> **What needs to be done**
All the entries need to be quoted exactly, apart from the pictures, which you should drop.

> **Stored records**
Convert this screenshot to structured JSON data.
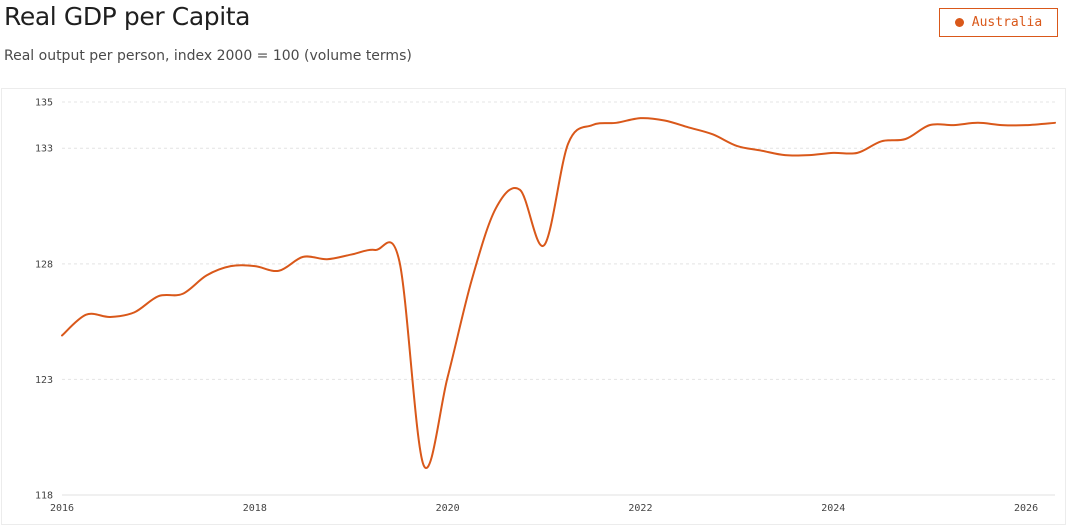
{
  "header": {
    "title": "Real GDP per Capita",
    "subtitle": "Real output per person, index 2000 = 100 (volume terms)"
  },
  "legend": {
    "label": "Australia",
    "color": "#d9581a"
  },
  "chart_data": {
    "type": "line",
    "title": "Real GDP per Capita",
    "subtitle": "Real output per person, index 2000 = 100 (volume terms)",
    "xlabel": "",
    "ylabel": "",
    "xlim": [
      2016.0,
      2026.3
    ],
    "ylim": [
      118,
      135
    ],
    "x_ticks": [
      "2016",
      "2018",
      "2020",
      "2022",
      "2024",
      "2026"
    ],
    "y_ticks": [
      "118",
      "123",
      "128",
      "133",
      "135"
    ],
    "grid": "horizontal dashed",
    "legend_position": "top-right",
    "series": [
      {
        "name": "Australia",
        "color": "#d9581a",
        "x": [
          2016.0,
          2016.25,
          2016.5,
          2016.75,
          2017.0,
          2017.25,
          2017.5,
          2017.75,
          2018.0,
          2018.25,
          2018.5,
          2018.75,
          2019.0,
          2019.25,
          2019.5,
          2019.75,
          2020.0,
          2020.25,
          2020.5,
          2020.75,
          2021.0,
          2021.25,
          2021.5,
          2021.75,
          2022.0,
          2022.25,
          2022.5,
          2022.75,
          2023.0,
          2023.25,
          2023.5,
          2023.75,
          2024.0,
          2024.25,
          2024.5,
          2024.75,
          2025.0,
          2025.25,
          2025.5,
          2025.75,
          2026.0,
          2026.3
        ],
        "values": [
          124.9,
          125.8,
          125.7,
          125.9,
          126.6,
          126.7,
          127.5,
          127.9,
          127.9,
          127.7,
          128.3,
          128.2,
          128.4,
          128.6,
          128.1,
          119.3,
          123.1,
          127.3,
          130.4,
          131.2,
          128.8,
          133.2,
          134.0,
          134.1,
          134.3,
          134.2,
          133.9,
          133.6,
          133.1,
          132.9,
          132.7,
          132.7,
          132.8,
          132.8,
          133.3,
          133.4,
          134.0,
          134.0,
          134.1,
          134.0,
          134.0,
          134.1
        ]
      }
    ]
  }
}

> **Solution to this task**
Convert this screenshot to structured JSON data.
{
  "header": {
    "title": "Real GDP per Capita",
    "subtitle": "Real output per person, index 2000 = 100 (volume terms)"
  },
  "legend": {
    "label": "Australia",
    "color": "#d9581a"
  },
  "chart_data": {
    "type": "line",
    "title": "Real GDP per Capita",
    "subtitle": "Real output per person, index 2000 = 100 (volume terms)",
    "xlabel": "",
    "ylabel": "",
    "xlim": [
      2016.0,
      2026.3
    ],
    "ylim": [
      118,
      135
    ],
    "x_ticks": [
      "2016",
      "2018",
      "2020",
      "2022",
      "2024",
      "2026"
    ],
    "y_ticks": [
      "118",
      "123",
      "128",
      "133",
      "135"
    ],
    "grid": "horizontal dashed",
    "legend_position": "top-right",
    "series": [
      {
        "name": "Australia",
        "color": "#d9581a",
        "x": [
          2016.0,
          2016.25,
          2016.5,
          2016.75,
          2017.0,
          2017.25,
          2017.5,
          2017.75,
          2018.0,
          2018.25,
          2018.5,
          2018.75,
          2019.0,
          2019.25,
          2019.5,
          2019.75,
          2020.0,
          2020.25,
          2020.5,
          2020.75,
          2021.0,
          2021.25,
          2021.5,
          2021.75,
          2022.0,
          2022.25,
          2022.5,
          2022.75,
          2023.0,
          2023.25,
          2023.5,
          2023.75,
          2024.0,
          2024.25,
          2024.5,
          2024.75,
          2025.0,
          2025.25,
          2025.5,
          2025.75,
          2026.0,
          2026.3
        ],
        "values": [
          124.9,
          125.8,
          125.7,
          125.9,
          126.6,
          126.7,
          127.5,
          127.9,
          127.9,
          127.7,
          128.3,
          128.2,
          128.4,
          128.6,
          128.1,
          119.3,
          123.1,
          127.3,
          130.4,
          131.2,
          128.8,
          133.2,
          134.0,
          134.1,
          134.3,
          134.2,
          133.9,
          133.6,
          133.1,
          132.9,
          132.7,
          132.7,
          132.8,
          132.8,
          133.3,
          133.4,
          134.0,
          134.0,
          134.1,
          134.0,
          134.0,
          134.1
        ]
      }
    ]
  }
}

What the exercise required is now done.